▸ **TASK**: Extract every line of the material that holds the string "control".

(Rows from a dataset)
......

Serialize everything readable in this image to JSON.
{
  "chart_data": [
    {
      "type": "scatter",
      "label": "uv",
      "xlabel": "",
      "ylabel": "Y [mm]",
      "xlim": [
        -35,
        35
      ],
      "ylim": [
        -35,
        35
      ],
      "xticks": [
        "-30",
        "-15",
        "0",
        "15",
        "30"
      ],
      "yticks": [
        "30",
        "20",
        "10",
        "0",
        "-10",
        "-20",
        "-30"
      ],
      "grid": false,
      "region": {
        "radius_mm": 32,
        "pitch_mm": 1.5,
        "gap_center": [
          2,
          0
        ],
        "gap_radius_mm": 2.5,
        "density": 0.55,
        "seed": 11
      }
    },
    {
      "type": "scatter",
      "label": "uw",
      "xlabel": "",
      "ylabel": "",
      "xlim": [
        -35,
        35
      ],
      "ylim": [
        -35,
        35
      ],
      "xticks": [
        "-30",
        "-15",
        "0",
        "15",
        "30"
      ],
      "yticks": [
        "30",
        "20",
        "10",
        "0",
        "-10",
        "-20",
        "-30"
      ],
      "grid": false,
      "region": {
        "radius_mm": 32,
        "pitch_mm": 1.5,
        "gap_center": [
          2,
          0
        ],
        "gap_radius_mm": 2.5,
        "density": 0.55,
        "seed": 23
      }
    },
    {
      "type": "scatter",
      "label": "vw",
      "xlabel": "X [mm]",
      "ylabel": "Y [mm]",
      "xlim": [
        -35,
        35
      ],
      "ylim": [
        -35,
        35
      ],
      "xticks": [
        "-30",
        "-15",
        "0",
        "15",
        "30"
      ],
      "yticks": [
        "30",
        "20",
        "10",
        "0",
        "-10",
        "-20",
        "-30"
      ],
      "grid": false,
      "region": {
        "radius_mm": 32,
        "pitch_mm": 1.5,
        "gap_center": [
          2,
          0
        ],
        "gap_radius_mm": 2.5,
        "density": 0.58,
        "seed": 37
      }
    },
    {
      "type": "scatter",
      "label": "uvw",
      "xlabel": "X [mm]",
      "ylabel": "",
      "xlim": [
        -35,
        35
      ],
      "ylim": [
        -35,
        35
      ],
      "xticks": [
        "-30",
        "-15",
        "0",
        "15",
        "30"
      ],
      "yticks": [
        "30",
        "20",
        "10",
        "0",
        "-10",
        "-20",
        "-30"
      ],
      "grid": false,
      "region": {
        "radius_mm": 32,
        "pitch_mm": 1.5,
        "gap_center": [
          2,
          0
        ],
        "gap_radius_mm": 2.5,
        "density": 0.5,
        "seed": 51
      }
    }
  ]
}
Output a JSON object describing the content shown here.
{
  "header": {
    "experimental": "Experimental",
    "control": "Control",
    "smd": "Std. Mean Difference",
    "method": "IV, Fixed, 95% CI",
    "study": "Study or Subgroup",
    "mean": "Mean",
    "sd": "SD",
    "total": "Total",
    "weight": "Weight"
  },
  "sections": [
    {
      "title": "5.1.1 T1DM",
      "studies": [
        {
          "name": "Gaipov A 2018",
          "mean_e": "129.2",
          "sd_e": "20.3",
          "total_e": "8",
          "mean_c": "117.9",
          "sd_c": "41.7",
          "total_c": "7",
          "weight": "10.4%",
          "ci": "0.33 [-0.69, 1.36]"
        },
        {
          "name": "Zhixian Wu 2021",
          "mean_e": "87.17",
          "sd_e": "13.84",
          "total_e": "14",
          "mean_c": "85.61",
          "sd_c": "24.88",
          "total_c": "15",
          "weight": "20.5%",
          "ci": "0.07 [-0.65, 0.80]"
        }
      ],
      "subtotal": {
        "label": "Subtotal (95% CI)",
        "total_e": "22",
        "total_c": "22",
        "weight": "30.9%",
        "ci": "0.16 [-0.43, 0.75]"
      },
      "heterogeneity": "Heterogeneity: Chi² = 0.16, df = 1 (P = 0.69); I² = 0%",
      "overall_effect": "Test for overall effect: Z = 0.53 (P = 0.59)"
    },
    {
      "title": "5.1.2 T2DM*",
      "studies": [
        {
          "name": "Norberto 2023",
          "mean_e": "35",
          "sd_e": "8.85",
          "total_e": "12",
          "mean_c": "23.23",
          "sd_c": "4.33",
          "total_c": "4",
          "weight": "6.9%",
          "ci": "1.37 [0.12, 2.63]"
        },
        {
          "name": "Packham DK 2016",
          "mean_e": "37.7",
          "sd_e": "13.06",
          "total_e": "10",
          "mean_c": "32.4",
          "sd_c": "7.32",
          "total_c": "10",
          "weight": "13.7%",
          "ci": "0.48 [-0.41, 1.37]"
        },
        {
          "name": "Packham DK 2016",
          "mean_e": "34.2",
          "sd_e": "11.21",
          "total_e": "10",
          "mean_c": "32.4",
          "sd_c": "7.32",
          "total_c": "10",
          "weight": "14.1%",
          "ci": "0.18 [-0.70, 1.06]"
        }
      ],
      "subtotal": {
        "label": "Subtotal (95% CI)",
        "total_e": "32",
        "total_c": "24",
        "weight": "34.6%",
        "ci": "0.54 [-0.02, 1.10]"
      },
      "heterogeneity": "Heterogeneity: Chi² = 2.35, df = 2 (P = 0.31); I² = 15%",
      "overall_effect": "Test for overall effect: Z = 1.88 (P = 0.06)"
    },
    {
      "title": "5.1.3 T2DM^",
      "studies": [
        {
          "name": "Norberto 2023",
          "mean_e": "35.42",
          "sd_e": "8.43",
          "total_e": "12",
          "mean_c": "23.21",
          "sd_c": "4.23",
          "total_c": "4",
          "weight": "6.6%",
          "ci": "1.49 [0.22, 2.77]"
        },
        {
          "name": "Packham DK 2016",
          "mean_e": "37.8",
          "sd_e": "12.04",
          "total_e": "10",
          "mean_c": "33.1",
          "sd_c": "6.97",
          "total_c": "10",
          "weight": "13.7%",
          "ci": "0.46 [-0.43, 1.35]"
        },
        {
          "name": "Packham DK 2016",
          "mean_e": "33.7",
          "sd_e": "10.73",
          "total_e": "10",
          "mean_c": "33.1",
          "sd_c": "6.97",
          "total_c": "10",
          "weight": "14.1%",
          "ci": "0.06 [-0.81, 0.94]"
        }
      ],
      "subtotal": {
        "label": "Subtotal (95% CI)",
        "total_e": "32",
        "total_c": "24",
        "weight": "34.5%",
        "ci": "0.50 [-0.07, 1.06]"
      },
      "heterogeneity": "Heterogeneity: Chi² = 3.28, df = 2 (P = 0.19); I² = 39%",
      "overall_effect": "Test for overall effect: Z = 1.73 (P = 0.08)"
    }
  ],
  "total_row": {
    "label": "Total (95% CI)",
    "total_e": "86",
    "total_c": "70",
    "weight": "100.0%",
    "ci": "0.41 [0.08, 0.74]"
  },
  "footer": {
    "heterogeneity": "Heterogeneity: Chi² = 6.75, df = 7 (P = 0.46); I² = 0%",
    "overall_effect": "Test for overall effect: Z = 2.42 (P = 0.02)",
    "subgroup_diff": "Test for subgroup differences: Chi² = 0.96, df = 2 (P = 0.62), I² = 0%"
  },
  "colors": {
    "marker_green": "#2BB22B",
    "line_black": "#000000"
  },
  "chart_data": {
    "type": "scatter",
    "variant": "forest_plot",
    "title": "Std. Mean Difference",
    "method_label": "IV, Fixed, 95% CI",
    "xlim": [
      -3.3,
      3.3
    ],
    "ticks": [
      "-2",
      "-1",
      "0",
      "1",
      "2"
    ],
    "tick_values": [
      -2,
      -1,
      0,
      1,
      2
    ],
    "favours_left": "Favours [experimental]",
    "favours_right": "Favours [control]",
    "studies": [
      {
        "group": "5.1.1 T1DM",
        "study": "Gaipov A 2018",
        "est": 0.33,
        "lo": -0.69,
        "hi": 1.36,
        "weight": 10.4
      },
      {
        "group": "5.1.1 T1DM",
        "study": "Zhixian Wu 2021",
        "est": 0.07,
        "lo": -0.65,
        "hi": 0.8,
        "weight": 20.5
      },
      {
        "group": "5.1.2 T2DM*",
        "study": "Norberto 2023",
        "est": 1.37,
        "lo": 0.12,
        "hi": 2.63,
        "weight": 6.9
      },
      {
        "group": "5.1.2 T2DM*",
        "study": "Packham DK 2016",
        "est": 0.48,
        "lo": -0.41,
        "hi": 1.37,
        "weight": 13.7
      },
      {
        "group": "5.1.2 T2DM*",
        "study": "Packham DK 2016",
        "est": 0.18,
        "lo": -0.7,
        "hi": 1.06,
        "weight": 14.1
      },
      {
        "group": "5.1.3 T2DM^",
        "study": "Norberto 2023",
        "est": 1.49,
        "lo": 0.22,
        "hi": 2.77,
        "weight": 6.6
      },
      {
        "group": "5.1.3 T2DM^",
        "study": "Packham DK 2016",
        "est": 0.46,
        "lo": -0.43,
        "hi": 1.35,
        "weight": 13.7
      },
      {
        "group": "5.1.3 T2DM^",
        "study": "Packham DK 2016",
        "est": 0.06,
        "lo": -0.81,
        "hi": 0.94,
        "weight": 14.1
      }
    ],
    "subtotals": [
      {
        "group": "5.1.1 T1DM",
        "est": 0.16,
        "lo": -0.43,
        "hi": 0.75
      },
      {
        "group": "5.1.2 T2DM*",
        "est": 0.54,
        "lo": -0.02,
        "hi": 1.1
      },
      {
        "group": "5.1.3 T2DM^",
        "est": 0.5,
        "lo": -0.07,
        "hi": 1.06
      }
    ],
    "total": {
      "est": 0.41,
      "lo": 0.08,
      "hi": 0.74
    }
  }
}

......

▸ **ANSWER FOR THIS EXERCISE**:
    "control": "Control",
    "favours_right": "Favours [control]",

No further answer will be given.